> [Entries supplied]
════════

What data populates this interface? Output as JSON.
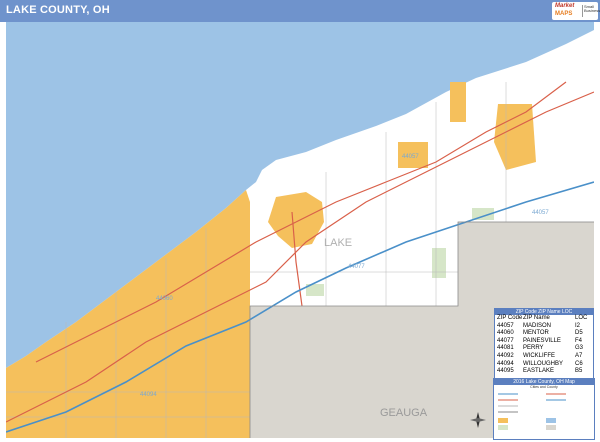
{
  "header": {
    "title": "LAKE COUNTY, OH",
    "brand_color": "#6f93cc"
  },
  "logo": {
    "line1": "Market",
    "line2": "MAPS",
    "line3": "Small Business"
  },
  "map": {
    "water_color": "#9dc3e6",
    "urban_color": "#f5c05c",
    "land_color": "#ffffff",
    "neighbor_color": "#d9d6cf",
    "park_color": "#d6e6c8",
    "county_labels": {
      "lake": "LAKE",
      "geauga": "GEAUGA"
    },
    "zip_labels": [
      "44057",
      "44077",
      "44060",
      "44057",
      "44094"
    ]
  },
  "zip_table": {
    "header": "ZIP Code  ZIP Name  LOC",
    "columns": [
      "ZIP Code",
      "ZIP Name",
      "LOC"
    ],
    "rows": [
      [
        "44057",
        "MADISON",
        "I2"
      ],
      [
        "44060",
        "MENTOR",
        "D5"
      ],
      [
        "44077",
        "PAINESVILLE",
        "F4"
      ],
      [
        "44081",
        "PERRY",
        "G3"
      ],
      [
        "44092",
        "WICKLIFFE",
        "A7"
      ],
      [
        "44094",
        "WILLOUGHBY",
        "C6"
      ],
      [
        "44095",
        "EASTLAKE",
        "B5"
      ]
    ]
  },
  "legend": {
    "title": "2016 Lake County, OH Map",
    "subtitle": "Cities and County"
  }
}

════════

> [Directive] Set the data above down again exactly as given, with no pictures.

> [Result]
What data populates this interface? Output as JSON.
{
  "header": {
    "title": "LAKE COUNTY, OH",
    "brand_color": "#6f93cc"
  },
  "logo": {
    "line1": "Market",
    "line2": "MAPS",
    "line3": "Small Business"
  },
  "map": {
    "water_color": "#9dc3e6",
    "urban_color": "#f5c05c",
    "land_color": "#ffffff",
    "neighbor_color": "#d9d6cf",
    "park_color": "#d6e6c8",
    "county_labels": {
      "lake": "LAKE",
      "geauga": "GEAUGA"
    },
    "zip_labels": [
      "44057",
      "44077",
      "44060",
      "44057",
      "44094"
    ]
  },
  "zip_table": {
    "header": "ZIP Code  ZIP Name  LOC",
    "columns": [
      "ZIP Code",
      "ZIP Name",
      "LOC"
    ],
    "rows": [
      [
        "44057",
        "MADISON",
        "I2"
      ],
      [
        "44060",
        "MENTOR",
        "D5"
      ],
      [
        "44077",
        "PAINESVILLE",
        "F4"
      ],
      [
        "44081",
        "PERRY",
        "G3"
      ],
      [
        "44092",
        "WICKLIFFE",
        "A7"
      ],
      [
        "44094",
        "WILLOUGHBY",
        "C6"
      ],
      [
        "44095",
        "EASTLAKE",
        "B5"
      ]
    ]
  },
  "legend": {
    "title": "2016 Lake County, OH Map",
    "subtitle": "Cities and County"
  }
}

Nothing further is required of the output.